=== Dataset extract ===
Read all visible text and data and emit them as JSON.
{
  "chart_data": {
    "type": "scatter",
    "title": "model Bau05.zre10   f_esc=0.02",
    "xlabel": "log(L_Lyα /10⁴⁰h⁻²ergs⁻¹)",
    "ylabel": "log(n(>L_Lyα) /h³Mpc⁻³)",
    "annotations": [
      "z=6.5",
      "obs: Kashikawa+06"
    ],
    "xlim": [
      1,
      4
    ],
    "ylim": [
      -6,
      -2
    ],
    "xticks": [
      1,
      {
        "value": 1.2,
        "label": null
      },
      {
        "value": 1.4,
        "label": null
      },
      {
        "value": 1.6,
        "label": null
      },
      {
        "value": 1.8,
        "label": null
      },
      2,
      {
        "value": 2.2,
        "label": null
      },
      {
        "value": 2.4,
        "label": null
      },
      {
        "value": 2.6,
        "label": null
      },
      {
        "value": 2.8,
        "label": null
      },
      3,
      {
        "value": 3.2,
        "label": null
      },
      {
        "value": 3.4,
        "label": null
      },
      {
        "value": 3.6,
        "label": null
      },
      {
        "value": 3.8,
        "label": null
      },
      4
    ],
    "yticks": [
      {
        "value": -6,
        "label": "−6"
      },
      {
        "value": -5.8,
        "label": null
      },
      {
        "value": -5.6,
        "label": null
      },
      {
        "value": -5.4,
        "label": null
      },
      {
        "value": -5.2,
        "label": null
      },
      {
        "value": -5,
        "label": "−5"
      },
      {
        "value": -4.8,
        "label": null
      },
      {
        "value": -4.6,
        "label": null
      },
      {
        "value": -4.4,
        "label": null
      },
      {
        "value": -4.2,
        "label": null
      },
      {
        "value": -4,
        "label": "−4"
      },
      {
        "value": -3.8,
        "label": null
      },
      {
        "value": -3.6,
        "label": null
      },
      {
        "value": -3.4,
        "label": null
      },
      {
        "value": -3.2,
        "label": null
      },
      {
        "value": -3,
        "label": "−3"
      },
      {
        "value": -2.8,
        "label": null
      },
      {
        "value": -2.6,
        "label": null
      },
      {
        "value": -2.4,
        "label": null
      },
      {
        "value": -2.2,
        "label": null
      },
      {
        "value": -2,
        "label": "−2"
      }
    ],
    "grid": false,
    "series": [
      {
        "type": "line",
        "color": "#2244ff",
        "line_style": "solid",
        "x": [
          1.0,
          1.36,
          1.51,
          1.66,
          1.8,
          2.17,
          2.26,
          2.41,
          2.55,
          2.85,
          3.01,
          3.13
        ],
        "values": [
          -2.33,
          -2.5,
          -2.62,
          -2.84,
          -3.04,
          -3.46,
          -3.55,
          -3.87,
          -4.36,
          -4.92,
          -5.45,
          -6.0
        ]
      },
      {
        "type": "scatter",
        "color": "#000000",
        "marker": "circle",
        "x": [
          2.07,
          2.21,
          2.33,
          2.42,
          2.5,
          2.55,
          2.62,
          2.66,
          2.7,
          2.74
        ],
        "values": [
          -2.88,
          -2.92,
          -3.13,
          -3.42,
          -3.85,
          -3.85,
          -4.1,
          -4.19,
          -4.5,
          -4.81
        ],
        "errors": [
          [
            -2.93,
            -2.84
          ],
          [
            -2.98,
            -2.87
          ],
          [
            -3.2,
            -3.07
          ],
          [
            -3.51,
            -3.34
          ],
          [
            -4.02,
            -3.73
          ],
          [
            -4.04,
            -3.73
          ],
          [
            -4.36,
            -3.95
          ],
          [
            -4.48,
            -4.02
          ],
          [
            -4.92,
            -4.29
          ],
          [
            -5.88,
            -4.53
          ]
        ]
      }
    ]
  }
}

=== Directive ===
Set all of the entries down again, exactly as they were given.

=== Exercise solution ===
Read all visible text and data and emit them as JSON.
{
  "chart_data": {
    "type": "scatter",
    "title": "model Bau05.zre10   f_esc=0.02",
    "xlabel": "log(L_Lyα /10⁴⁰h⁻²ergs⁻¹)",
    "ylabel": "log(n(>L_Lyα) /h³Mpc⁻³)",
    "annotations": [
      "z=6.5",
      "obs: Kashikawa+06"
    ],
    "xlim": [
      1,
      4
    ],
    "ylim": [
      -6,
      -2
    ],
    "xticks": [
      1,
      {
        "value": 1.2,
        "label": null
      },
      {
        "value": 1.4,
        "label": null
      },
      {
        "value": 1.6,
        "label": null
      },
      {
        "value": 1.8,
        "label": null
      },
      2,
      {
        "value": 2.2,
        "label": null
      },
      {
        "value": 2.4,
        "label": null
      },
      {
        "value": 2.6,
        "label": null
      },
      {
        "value": 2.8,
        "label": null
      },
      3,
      {
        "value": 3.2,
        "label": null
      },
      {
        "value": 3.4,
        "label": null
      },
      {
        "value": 3.6,
        "label": null
      },
      {
        "value": 3.8,
        "label": null
      },
      4
    ],
    "yticks": [
      {
        "value": -6,
        "label": "−6"
      },
      {
        "value": -5.8,
        "label": null
      },
      {
        "value": -5.6,
        "label": null
      },
      {
        "value": -5.4,
        "label": null
      },
      {
        "value": -5.2,
        "label": null
      },
      {
        "value": -5,
        "label": "−5"
      },
      {
        "value": -4.8,
        "label": null
      },
      {
        "value": -4.6,
        "label": null
      },
      {
        "value": -4.4,
        "label": null
      },
      {
        "value": -4.2,
        "label": null
      },
      {
        "value": -4,
        "label": "−4"
      },
      {
        "value": -3.8,
        "label": null
      },
      {
        "value": -3.6,
        "label": null
      },
      {
        "value": -3.4,
        "label": null
      },
      {
        "value": -3.2,
        "label": null
      },
      {
        "value": -3,
        "label": "−3"
      },
      {
        "value": -2.8,
        "label": null
      },
      {
        "value": -2.6,
        "label": null
      },
      {
        "value": -2.4,
        "label": null
      },
      {
        "value": -2.2,
        "label": null
      },
      {
        "value": -2,
        "label": "−2"
      }
    ],
    "grid": false,
    "series": [
      {
        "type": "line",
        "color": "#2244ff",
        "line_style": "solid",
        "x": [
          1.0,
          1.36,
          1.51,
          1.66,
          1.8,
          2.17,
          2.26,
          2.41,
          2.55,
          2.85,
          3.01,
          3.13
        ],
        "values": [
          -2.33,
          -2.5,
          -2.62,
          -2.84,
          -3.04,
          -3.46,
          -3.55,
          -3.87,
          -4.36,
          -4.92,
          -5.45,
          -6.0
        ]
      },
      {
        "type": "scatter",
        "color": "#000000",
        "marker": "circle",
        "x": [
          2.07,
          2.21,
          2.33,
          2.42,
          2.5,
          2.55,
          2.62,
          2.66,
          2.7,
          2.74
        ],
        "values": [
          -2.88,
          -2.92,
          -3.13,
          -3.42,
          -3.85,
          -3.85,
          -4.1,
          -4.19,
          -4.5,
          -4.81
        ],
        "errors": [
          [
            -2.93,
            -2.84
          ],
          [
            -2.98,
            -2.87
          ],
          [
            -3.2,
            -3.07
          ],
          [
            -3.51,
            -3.34
          ],
          [
            -4.02,
            -3.73
          ],
          [
            -4.04,
            -3.73
          ],
          [
            -4.36,
            -3.95
          ],
          [
            -4.48,
            -4.02
          ],
          [
            -4.92,
            -4.29
          ],
          [
            -5.88,
            -4.53
          ]
        ]
      }
    ]
  }
}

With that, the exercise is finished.